◆ WHAT IS NEEDED
Reproduce every entry exactly and leave its pictures out.

◆ ENTRIES PROVIDED

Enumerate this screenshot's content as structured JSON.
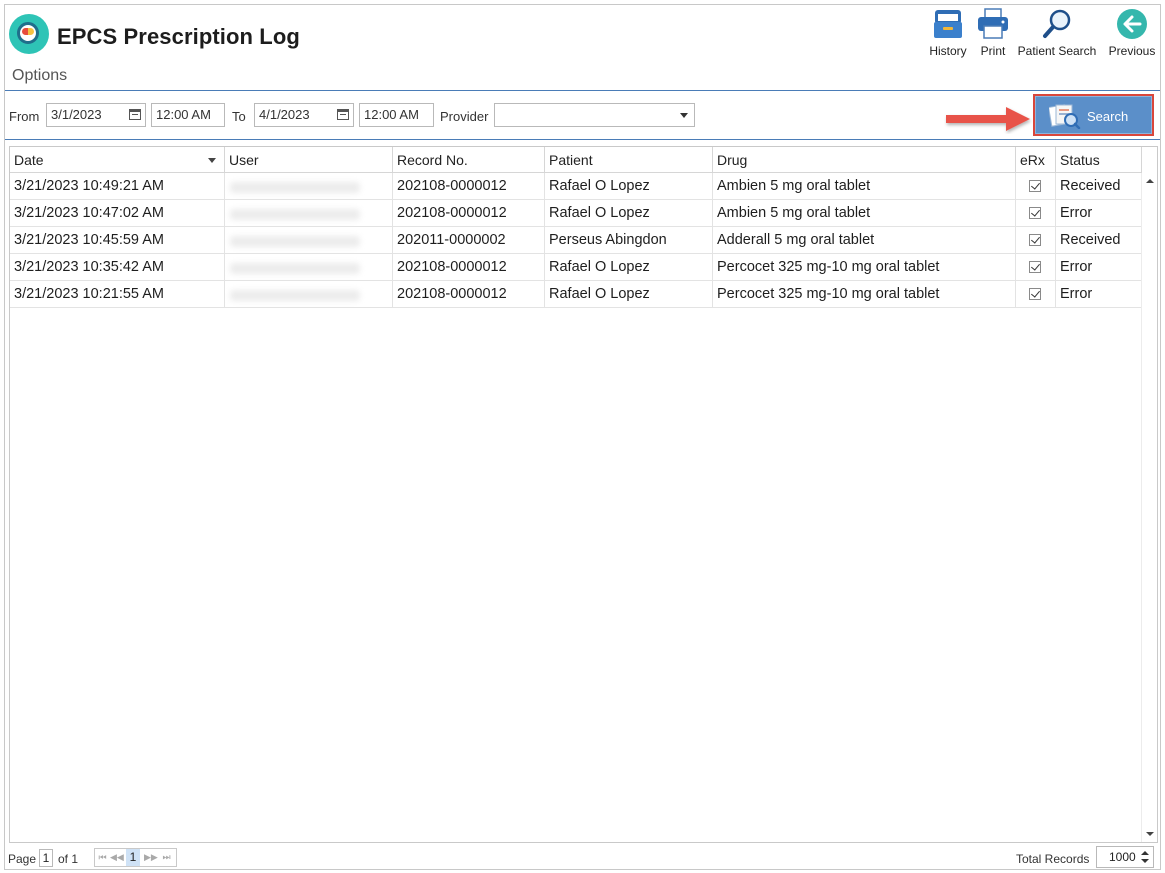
{
  "header": {
    "title": "EPCS Prescription Log",
    "options_label": "Options"
  },
  "toolbar": {
    "history": "History",
    "print": "Print",
    "patient_search": "Patient Search",
    "previous": "Previous"
  },
  "filters": {
    "from_label": "From",
    "from_date": "3/1/2023",
    "from_time": "12:00 AM",
    "to_label": "To",
    "to_date": "4/1/2023",
    "to_time": "12:00 AM",
    "provider_label": "Provider",
    "provider_value": "",
    "search_label": "Search"
  },
  "grid": {
    "columns": [
      "Date",
      "User",
      "Record No.",
      "Patient",
      "Drug",
      "eRx",
      "Status"
    ],
    "rows": [
      {
        "date": "3/21/2023 10:49:21 AM",
        "record": "202108-0000012",
        "patient": "Rafael O Lopez",
        "drug": "Ambien 5 mg oral tablet",
        "erx": true,
        "status": "Received"
      },
      {
        "date": "3/21/2023 10:47:02 AM",
        "record": "202108-0000012",
        "patient": "Rafael O Lopez",
        "drug": "Ambien 5 mg oral tablet",
        "erx": true,
        "status": "Error"
      },
      {
        "date": "3/21/2023 10:45:59 AM",
        "record": "202011-0000002",
        "patient": "Perseus Abingdon",
        "drug": "Adderall 5 mg oral tablet",
        "erx": true,
        "status": "Received"
      },
      {
        "date": "3/21/2023 10:35:42 AM",
        "record": "202108-0000012",
        "patient": "Rafael O Lopez",
        "drug": "Percocet 325 mg-10 mg oral tablet",
        "erx": true,
        "status": "Error"
      },
      {
        "date": "3/21/2023 10:21:55 AM",
        "record": "202108-0000012",
        "patient": "Rafael O Lopez",
        "drug": "Percocet 325 mg-10 mg oral tablet",
        "erx": true,
        "status": "Error"
      }
    ]
  },
  "footer": {
    "page_label": "Page",
    "page_value": "1",
    "of_label": "of 1",
    "pager_current": "1",
    "total_records_label": "Total Records",
    "total_records_value": "1000"
  },
  "colors": {
    "accent_rule": "#4a7cb7",
    "search_button": "#5b8fc9",
    "annotation": "#e8534a"
  }
}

◆ THE OUTPUT
Enumerate this screenshot's content as structured JSON.
{
  "header": {
    "title": "EPCS Prescription Log",
    "options_label": "Options"
  },
  "toolbar": {
    "history": "History",
    "print": "Print",
    "patient_search": "Patient Search",
    "previous": "Previous"
  },
  "filters": {
    "from_label": "From",
    "from_date": "3/1/2023",
    "from_time": "12:00 AM",
    "to_label": "To",
    "to_date": "4/1/2023",
    "to_time": "12:00 AM",
    "provider_label": "Provider",
    "provider_value": "",
    "search_label": "Search"
  },
  "grid": {
    "columns": [
      "Date",
      "User",
      "Record No.",
      "Patient",
      "Drug",
      "eRx",
      "Status"
    ],
    "rows": [
      {
        "date": "3/21/2023 10:49:21 AM",
        "record": "202108-0000012",
        "patient": "Rafael O Lopez",
        "drug": "Ambien 5 mg oral tablet",
        "erx": true,
        "status": "Received"
      },
      {
        "date": "3/21/2023 10:47:02 AM",
        "record": "202108-0000012",
        "patient": "Rafael O Lopez",
        "drug": "Ambien 5 mg oral tablet",
        "erx": true,
        "status": "Error"
      },
      {
        "date": "3/21/2023 10:45:59 AM",
        "record": "202011-0000002",
        "patient": "Perseus Abingdon",
        "drug": "Adderall 5 mg oral tablet",
        "erx": true,
        "status": "Received"
      },
      {
        "date": "3/21/2023 10:35:42 AM",
        "record": "202108-0000012",
        "patient": "Rafael O Lopez",
        "drug": "Percocet 325 mg-10 mg oral tablet",
        "erx": true,
        "status": "Error"
      },
      {
        "date": "3/21/2023 10:21:55 AM",
        "record": "202108-0000012",
        "patient": "Rafael O Lopez",
        "drug": "Percocet 325 mg-10 mg oral tablet",
        "erx": true,
        "status": "Error"
      }
    ]
  },
  "footer": {
    "page_label": "Page",
    "page_value": "1",
    "of_label": "of 1",
    "pager_current": "1",
    "total_records_label": "Total Records",
    "total_records_value": "1000"
  },
  "colors": {
    "accent_rule": "#4a7cb7",
    "search_button": "#5b8fc9",
    "annotation": "#e8534a"
  }
}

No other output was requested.